> TASK TO COMPLETE:
Reproduce the lines of the material exactly, excluding every image.

> SUPPLIED MATERIAL:
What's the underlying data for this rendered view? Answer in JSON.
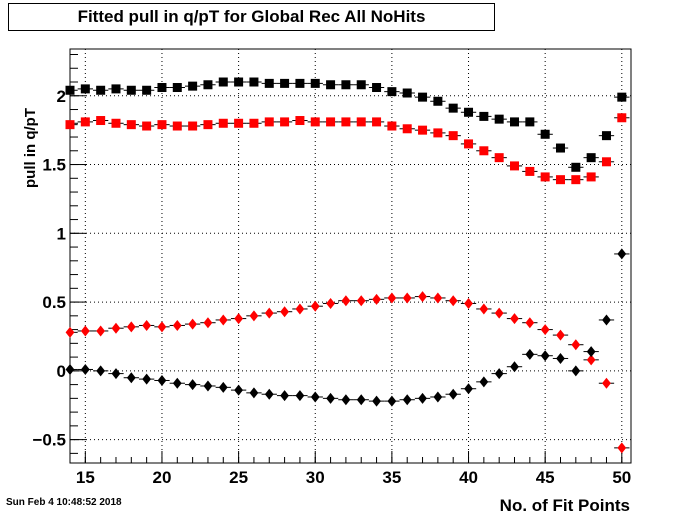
{
  "title": "Fitted pull in q/pT for Global Rec All NoHits",
  "timestamp": "Sun Feb  4 10:48:52 2018",
  "chart_data": {
    "type": "scatter",
    "title": "Fitted pull in q/pT for Global Rec All NoHits",
    "xlabel": "No. of Fit Points",
    "ylabel": "pull in q/pT",
    "xlim": [
      14,
      50.6
    ],
    "ylim": [
      -0.67,
      2.34
    ],
    "x_ticks": [
      "15",
      "20",
      "25",
      "30",
      "35",
      "40",
      "45",
      "50"
    ],
    "y_ticks": [
      "-0.5",
      "0",
      "0.5",
      "1",
      "1.5",
      "2"
    ],
    "grid": true,
    "series": [
      {
        "marker": "square",
        "color": "#000000",
        "x": [
          14,
          15,
          16,
          17,
          18,
          19,
          20,
          21,
          22,
          23,
          24,
          25,
          26,
          27,
          28,
          29,
          30,
          31,
          32,
          33,
          34,
          35,
          36,
          37,
          38,
          39,
          40,
          41,
          42,
          43,
          44,
          45,
          46,
          47,
          48,
          49,
          50
        ],
        "y": [
          2.04,
          2.05,
          2.04,
          2.05,
          2.04,
          2.04,
          2.06,
          2.06,
          2.07,
          2.08,
          2.1,
          2.1,
          2.1,
          2.09,
          2.09,
          2.09,
          2.09,
          2.08,
          2.08,
          2.08,
          2.06,
          2.03,
          2.02,
          1.99,
          1.96,
          1.91,
          1.88,
          1.85,
          1.83,
          1.81,
          1.81,
          1.72,
          1.62,
          1.48,
          1.55,
          1.71,
          1.99
        ]
      },
      {
        "marker": "square",
        "color": "#ff0000",
        "x": [
          14,
          15,
          16,
          17,
          18,
          19,
          20,
          21,
          22,
          23,
          24,
          25,
          26,
          27,
          28,
          29,
          30,
          31,
          32,
          33,
          34,
          35,
          36,
          37,
          38,
          39,
          40,
          41,
          42,
          43,
          44,
          45,
          46,
          47,
          48,
          49,
          50
        ],
        "y": [
          1.79,
          1.81,
          1.82,
          1.8,
          1.79,
          1.78,
          1.79,
          1.78,
          1.78,
          1.79,
          1.8,
          1.8,
          1.8,
          1.81,
          1.81,
          1.82,
          1.81,
          1.81,
          1.81,
          1.81,
          1.81,
          1.78,
          1.76,
          1.75,
          1.73,
          1.71,
          1.65,
          1.6,
          1.55,
          1.49,
          1.45,
          1.41,
          1.39,
          1.39,
          1.41,
          1.52,
          1.84
        ]
      },
      {
        "marker": "diamond",
        "color": "#ff0000",
        "x": [
          14,
          15,
          16,
          17,
          18,
          19,
          20,
          21,
          22,
          23,
          24,
          25,
          26,
          27,
          28,
          29,
          30,
          31,
          32,
          33,
          34,
          35,
          36,
          37,
          38,
          39,
          40,
          41,
          42,
          43,
          44,
          45,
          46,
          47,
          48,
          49,
          50
        ],
        "y": [
          0.28,
          0.29,
          0.29,
          0.31,
          0.32,
          0.33,
          0.32,
          0.33,
          0.34,
          0.35,
          0.37,
          0.38,
          0.4,
          0.42,
          0.43,
          0.45,
          0.47,
          0.49,
          0.51,
          0.51,
          0.52,
          0.53,
          0.53,
          0.54,
          0.53,
          0.51,
          0.49,
          0.45,
          0.42,
          0.38,
          0.35,
          0.3,
          0.26,
          0.19,
          0.08,
          -0.09,
          -0.56
        ]
      },
      {
        "marker": "diamond",
        "color": "#000000",
        "x": [
          14,
          15,
          16,
          17,
          18,
          19,
          20,
          21,
          22,
          23,
          24,
          25,
          26,
          27,
          28,
          29,
          30,
          31,
          32,
          33,
          34,
          35,
          36,
          37,
          38,
          39,
          40,
          41,
          42,
          43,
          44,
          45,
          46,
          47,
          48,
          49,
          50
        ],
        "y": [
          0.01,
          0.01,
          0.0,
          -0.02,
          -0.05,
          -0.06,
          -0.07,
          -0.09,
          -0.1,
          -0.11,
          -0.12,
          -0.14,
          -0.16,
          -0.17,
          -0.18,
          -0.18,
          -0.19,
          -0.2,
          -0.21,
          -0.21,
          -0.22,
          -0.22,
          -0.21,
          -0.2,
          -0.19,
          -0.17,
          -0.13,
          -0.08,
          -0.02,
          0.03,
          0.12,
          0.11,
          0.09,
          0.0,
          0.14,
          0.37,
          0.85
        ]
      }
    ]
  }
}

> REPLY:
What's the underlying data for this rendered view? Answer in JSON.
{
  "title": "Fitted pull in q/pT for Global Rec All NoHits",
  "timestamp": "Sun Feb  4 10:48:52 2018",
  "chart_data": {
    "type": "scatter",
    "title": "Fitted pull in q/pT for Global Rec All NoHits",
    "xlabel": "No. of Fit Points",
    "ylabel": "pull in q/pT",
    "xlim": [
      14,
      50.6
    ],
    "ylim": [
      -0.67,
      2.34
    ],
    "x_ticks": [
      "15",
      "20",
      "25",
      "30",
      "35",
      "40",
      "45",
      "50"
    ],
    "y_ticks": [
      "-0.5",
      "0",
      "0.5",
      "1",
      "1.5",
      "2"
    ],
    "grid": true,
    "series": [
      {
        "marker": "square",
        "color": "#000000",
        "x": [
          14,
          15,
          16,
          17,
          18,
          19,
          20,
          21,
          22,
          23,
          24,
          25,
          26,
          27,
          28,
          29,
          30,
          31,
          32,
          33,
          34,
          35,
          36,
          37,
          38,
          39,
          40,
          41,
          42,
          43,
          44,
          45,
          46,
          47,
          48,
          49,
          50
        ],
        "y": [
          2.04,
          2.05,
          2.04,
          2.05,
          2.04,
          2.04,
          2.06,
          2.06,
          2.07,
          2.08,
          2.1,
          2.1,
          2.1,
          2.09,
          2.09,
          2.09,
          2.09,
          2.08,
          2.08,
          2.08,
          2.06,
          2.03,
          2.02,
          1.99,
          1.96,
          1.91,
          1.88,
          1.85,
          1.83,
          1.81,
          1.81,
          1.72,
          1.62,
          1.48,
          1.55,
          1.71,
          1.99
        ]
      },
      {
        "marker": "square",
        "color": "#ff0000",
        "x": [
          14,
          15,
          16,
          17,
          18,
          19,
          20,
          21,
          22,
          23,
          24,
          25,
          26,
          27,
          28,
          29,
          30,
          31,
          32,
          33,
          34,
          35,
          36,
          37,
          38,
          39,
          40,
          41,
          42,
          43,
          44,
          45,
          46,
          47,
          48,
          49,
          50
        ],
        "y": [
          1.79,
          1.81,
          1.82,
          1.8,
          1.79,
          1.78,
          1.79,
          1.78,
          1.78,
          1.79,
          1.8,
          1.8,
          1.8,
          1.81,
          1.81,
          1.82,
          1.81,
          1.81,
          1.81,
          1.81,
          1.81,
          1.78,
          1.76,
          1.75,
          1.73,
          1.71,
          1.65,
          1.6,
          1.55,
          1.49,
          1.45,
          1.41,
          1.39,
          1.39,
          1.41,
          1.52,
          1.84
        ]
      },
      {
        "marker": "diamond",
        "color": "#ff0000",
        "x": [
          14,
          15,
          16,
          17,
          18,
          19,
          20,
          21,
          22,
          23,
          24,
          25,
          26,
          27,
          28,
          29,
          30,
          31,
          32,
          33,
          34,
          35,
          36,
          37,
          38,
          39,
          40,
          41,
          42,
          43,
          44,
          45,
          46,
          47,
          48,
          49,
          50
        ],
        "y": [
          0.28,
          0.29,
          0.29,
          0.31,
          0.32,
          0.33,
          0.32,
          0.33,
          0.34,
          0.35,
          0.37,
          0.38,
          0.4,
          0.42,
          0.43,
          0.45,
          0.47,
          0.49,
          0.51,
          0.51,
          0.52,
          0.53,
          0.53,
          0.54,
          0.53,
          0.51,
          0.49,
          0.45,
          0.42,
          0.38,
          0.35,
          0.3,
          0.26,
          0.19,
          0.08,
          -0.09,
          -0.56
        ]
      },
      {
        "marker": "diamond",
        "color": "#000000",
        "x": [
          14,
          15,
          16,
          17,
          18,
          19,
          20,
          21,
          22,
          23,
          24,
          25,
          26,
          27,
          28,
          29,
          30,
          31,
          32,
          33,
          34,
          35,
          36,
          37,
          38,
          39,
          40,
          41,
          42,
          43,
          44,
          45,
          46,
          47,
          48,
          49,
          50
        ],
        "y": [
          0.01,
          0.01,
          0.0,
          -0.02,
          -0.05,
          -0.06,
          -0.07,
          -0.09,
          -0.1,
          -0.11,
          -0.12,
          -0.14,
          -0.16,
          -0.17,
          -0.18,
          -0.18,
          -0.19,
          -0.2,
          -0.21,
          -0.21,
          -0.22,
          -0.22,
          -0.21,
          -0.2,
          -0.19,
          -0.17,
          -0.13,
          -0.08,
          -0.02,
          0.03,
          0.12,
          0.11,
          0.09,
          0.0,
          0.14,
          0.37,
          0.85
        ]
      }
    ]
  }
}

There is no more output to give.